Recorded information:
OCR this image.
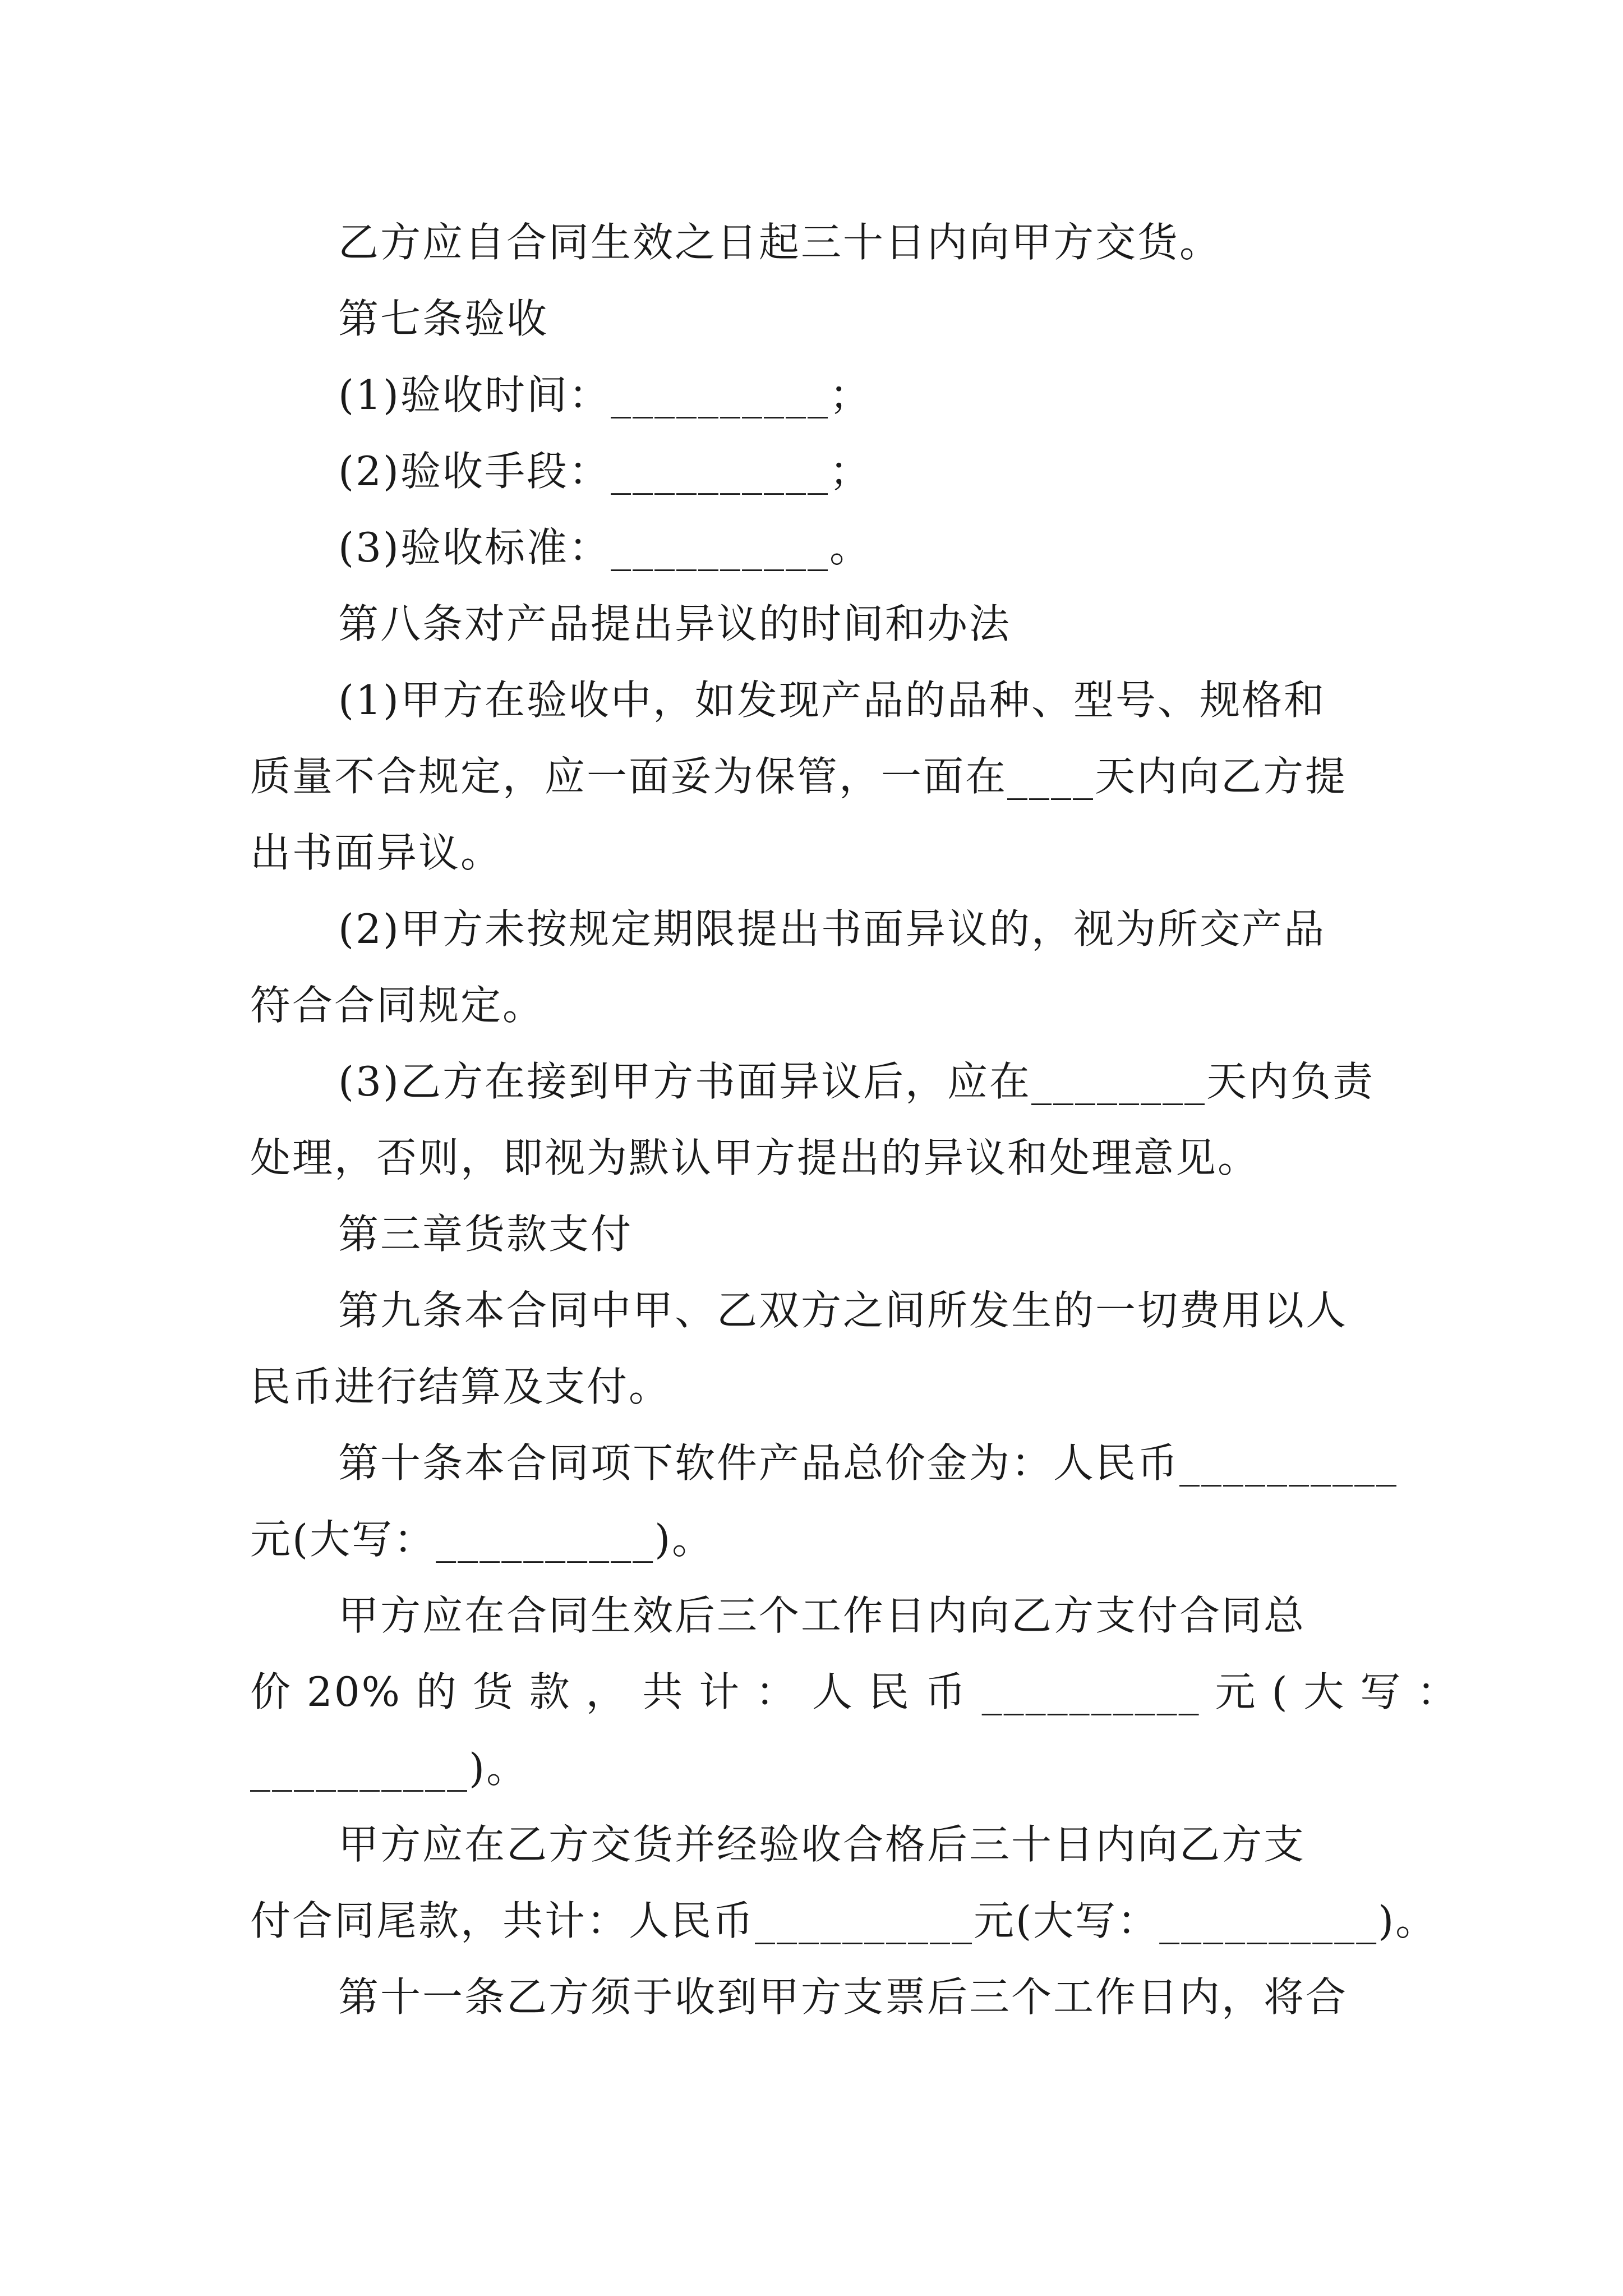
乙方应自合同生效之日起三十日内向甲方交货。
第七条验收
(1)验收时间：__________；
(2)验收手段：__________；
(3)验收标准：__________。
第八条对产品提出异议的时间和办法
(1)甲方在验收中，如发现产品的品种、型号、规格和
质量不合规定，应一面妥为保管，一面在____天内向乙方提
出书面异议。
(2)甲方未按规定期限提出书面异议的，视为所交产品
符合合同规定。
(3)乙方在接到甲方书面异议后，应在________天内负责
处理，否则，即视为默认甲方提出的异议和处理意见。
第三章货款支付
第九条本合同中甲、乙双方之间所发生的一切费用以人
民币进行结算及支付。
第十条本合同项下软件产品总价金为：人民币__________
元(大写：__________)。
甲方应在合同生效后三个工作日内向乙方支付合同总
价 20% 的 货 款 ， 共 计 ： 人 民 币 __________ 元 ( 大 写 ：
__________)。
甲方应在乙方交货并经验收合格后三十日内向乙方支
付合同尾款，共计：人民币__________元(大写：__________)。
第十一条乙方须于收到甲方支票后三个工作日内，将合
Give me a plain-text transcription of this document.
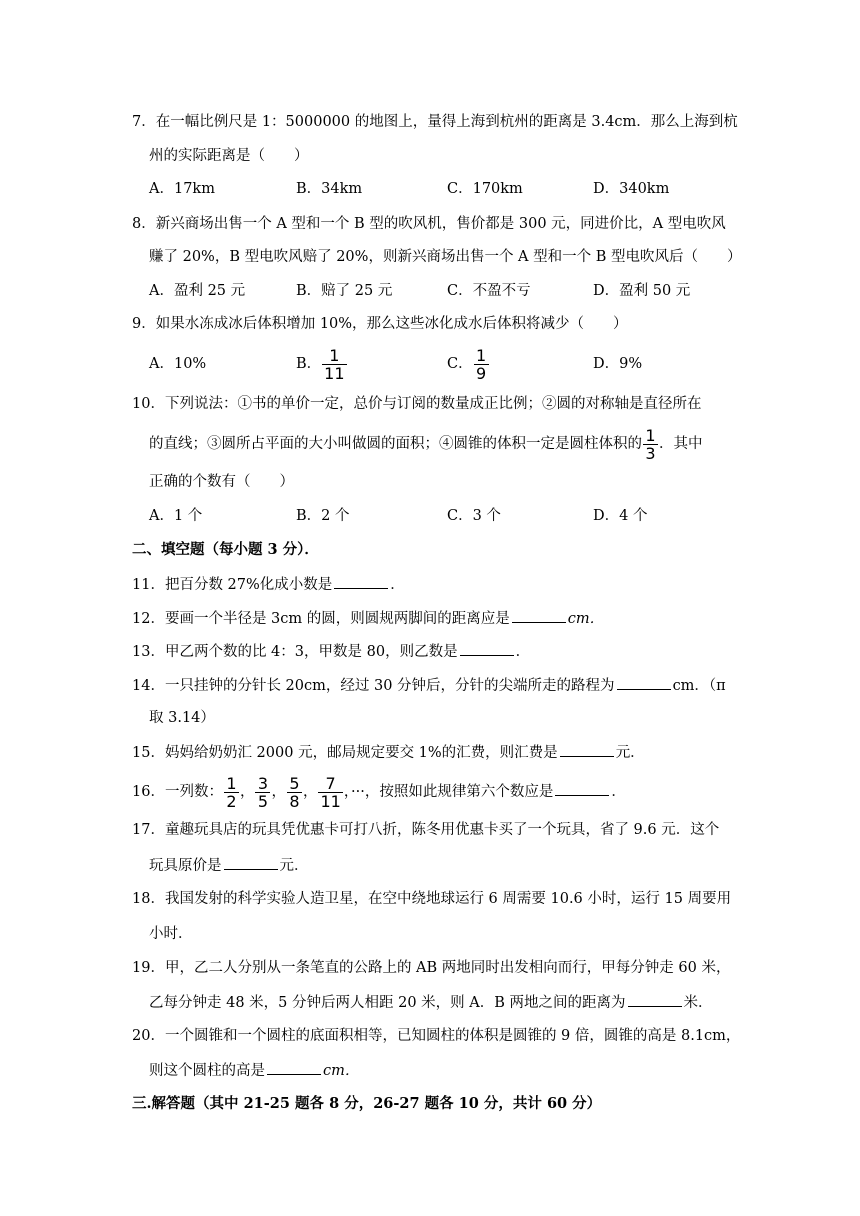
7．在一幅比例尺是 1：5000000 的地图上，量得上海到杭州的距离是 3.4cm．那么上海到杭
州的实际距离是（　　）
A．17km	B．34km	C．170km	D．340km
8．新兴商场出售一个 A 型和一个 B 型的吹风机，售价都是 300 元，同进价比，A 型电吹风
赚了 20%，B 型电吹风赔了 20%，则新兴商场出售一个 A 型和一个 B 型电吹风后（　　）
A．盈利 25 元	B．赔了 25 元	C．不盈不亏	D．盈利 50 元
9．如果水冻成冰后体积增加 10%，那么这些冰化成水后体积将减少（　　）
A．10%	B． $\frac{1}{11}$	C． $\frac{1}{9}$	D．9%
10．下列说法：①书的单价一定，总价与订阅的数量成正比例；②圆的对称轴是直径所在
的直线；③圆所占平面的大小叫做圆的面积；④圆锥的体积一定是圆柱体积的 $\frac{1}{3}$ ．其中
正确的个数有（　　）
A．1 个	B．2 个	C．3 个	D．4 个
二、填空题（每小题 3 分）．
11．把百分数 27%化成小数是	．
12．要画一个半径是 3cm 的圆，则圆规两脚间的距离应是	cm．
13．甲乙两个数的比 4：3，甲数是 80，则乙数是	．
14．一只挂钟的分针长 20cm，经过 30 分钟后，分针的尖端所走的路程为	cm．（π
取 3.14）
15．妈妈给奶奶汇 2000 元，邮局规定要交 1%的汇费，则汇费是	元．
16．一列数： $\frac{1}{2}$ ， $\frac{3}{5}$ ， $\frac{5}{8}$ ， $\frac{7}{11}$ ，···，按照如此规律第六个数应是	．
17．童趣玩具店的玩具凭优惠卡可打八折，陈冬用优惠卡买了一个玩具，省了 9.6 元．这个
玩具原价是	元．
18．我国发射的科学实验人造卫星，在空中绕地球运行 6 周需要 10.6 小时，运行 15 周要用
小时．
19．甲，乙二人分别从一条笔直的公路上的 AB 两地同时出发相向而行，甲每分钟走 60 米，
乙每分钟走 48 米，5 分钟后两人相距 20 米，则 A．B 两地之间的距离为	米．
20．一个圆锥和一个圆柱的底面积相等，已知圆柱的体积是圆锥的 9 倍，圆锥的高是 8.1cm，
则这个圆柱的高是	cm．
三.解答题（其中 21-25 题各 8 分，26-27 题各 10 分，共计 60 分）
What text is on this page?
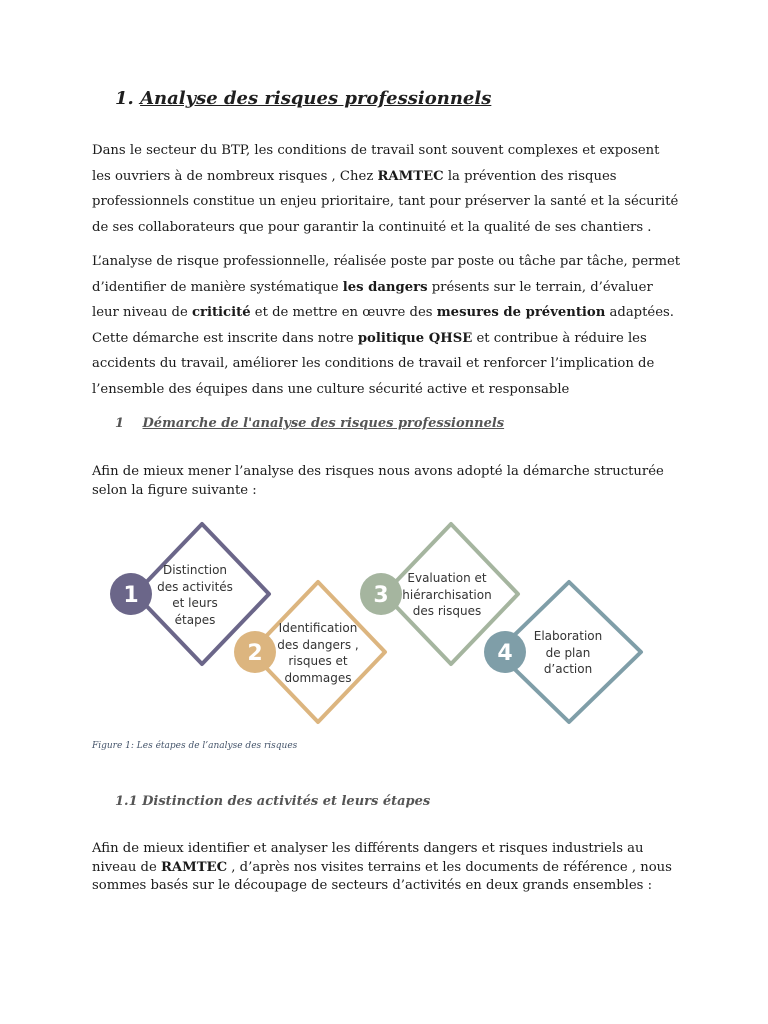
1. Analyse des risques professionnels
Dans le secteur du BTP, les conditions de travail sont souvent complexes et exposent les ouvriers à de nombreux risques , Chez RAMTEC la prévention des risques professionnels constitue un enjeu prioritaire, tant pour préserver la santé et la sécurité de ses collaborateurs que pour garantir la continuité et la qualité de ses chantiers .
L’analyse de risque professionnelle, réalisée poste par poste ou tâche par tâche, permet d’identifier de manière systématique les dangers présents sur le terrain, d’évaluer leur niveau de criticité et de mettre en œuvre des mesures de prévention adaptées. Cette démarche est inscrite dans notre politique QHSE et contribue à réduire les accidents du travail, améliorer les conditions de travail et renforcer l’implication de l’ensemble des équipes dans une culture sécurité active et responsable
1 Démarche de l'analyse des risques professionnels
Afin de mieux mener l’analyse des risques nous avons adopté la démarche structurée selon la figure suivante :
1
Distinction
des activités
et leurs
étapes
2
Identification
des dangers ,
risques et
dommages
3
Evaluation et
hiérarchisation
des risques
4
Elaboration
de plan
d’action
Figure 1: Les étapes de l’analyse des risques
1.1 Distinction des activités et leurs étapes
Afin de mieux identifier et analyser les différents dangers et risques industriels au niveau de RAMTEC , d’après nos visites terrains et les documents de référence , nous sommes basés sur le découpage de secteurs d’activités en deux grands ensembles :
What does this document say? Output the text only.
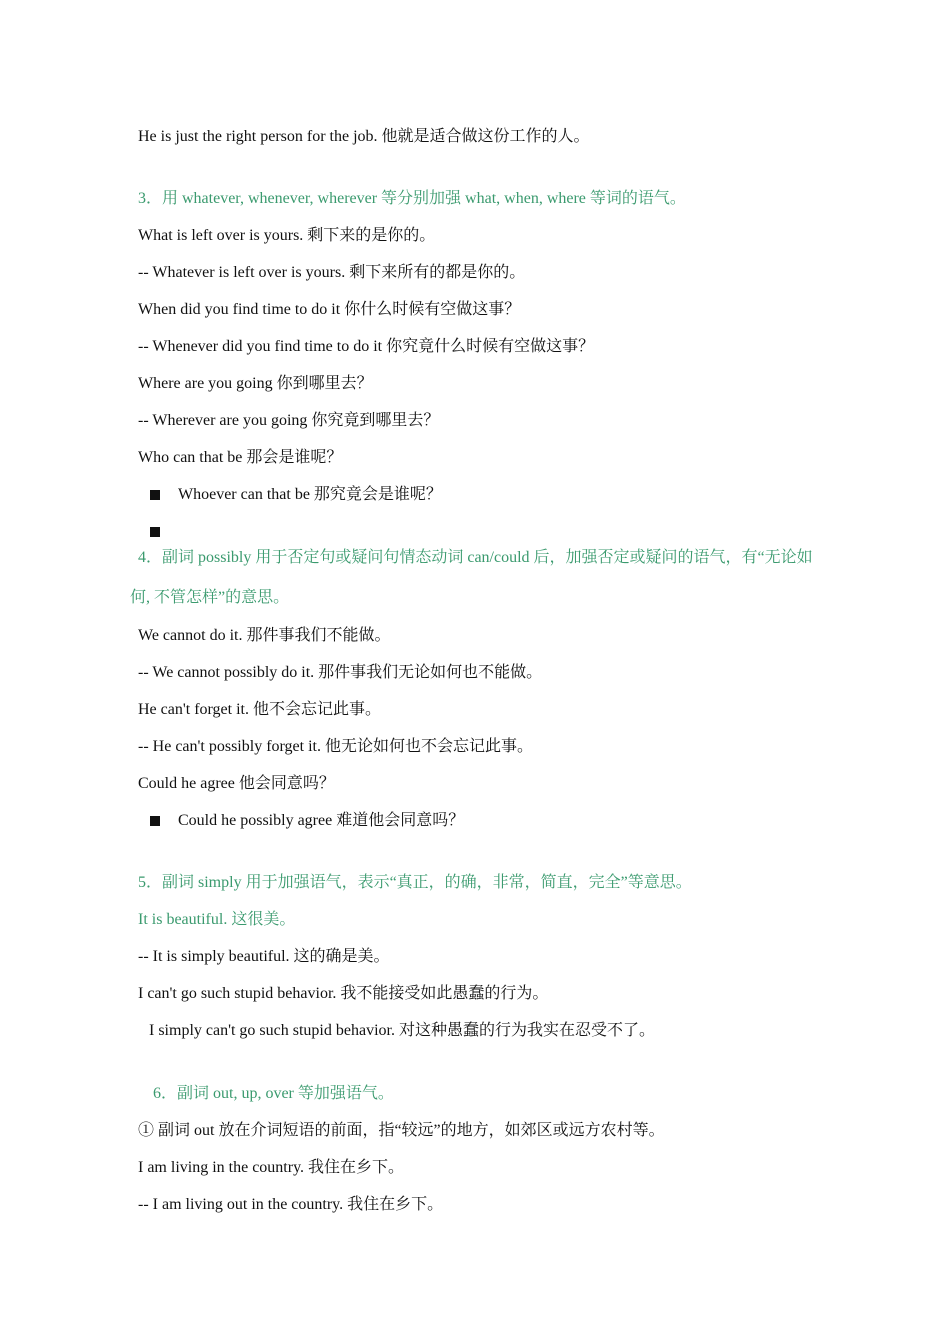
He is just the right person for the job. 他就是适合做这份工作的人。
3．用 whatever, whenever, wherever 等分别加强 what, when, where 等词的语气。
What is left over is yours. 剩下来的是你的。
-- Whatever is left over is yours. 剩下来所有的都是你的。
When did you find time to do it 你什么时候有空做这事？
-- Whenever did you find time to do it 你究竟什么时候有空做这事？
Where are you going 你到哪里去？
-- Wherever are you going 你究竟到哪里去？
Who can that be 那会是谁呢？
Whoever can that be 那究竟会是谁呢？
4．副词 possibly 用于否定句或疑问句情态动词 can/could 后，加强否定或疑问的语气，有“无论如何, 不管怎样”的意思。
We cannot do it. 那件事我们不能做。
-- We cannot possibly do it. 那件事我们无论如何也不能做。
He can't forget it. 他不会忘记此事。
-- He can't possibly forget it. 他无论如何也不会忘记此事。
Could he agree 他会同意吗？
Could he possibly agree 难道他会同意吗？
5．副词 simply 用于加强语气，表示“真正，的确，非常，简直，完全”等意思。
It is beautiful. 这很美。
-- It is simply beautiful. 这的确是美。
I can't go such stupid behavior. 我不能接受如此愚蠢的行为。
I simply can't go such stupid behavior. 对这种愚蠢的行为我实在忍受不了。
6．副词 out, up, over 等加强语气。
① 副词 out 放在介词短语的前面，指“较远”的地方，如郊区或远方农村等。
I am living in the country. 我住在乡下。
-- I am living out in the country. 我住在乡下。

Stated exercise:
In the entries above, how many lines hold the word "simply"? State the number and nothing else.

Output of the task:
3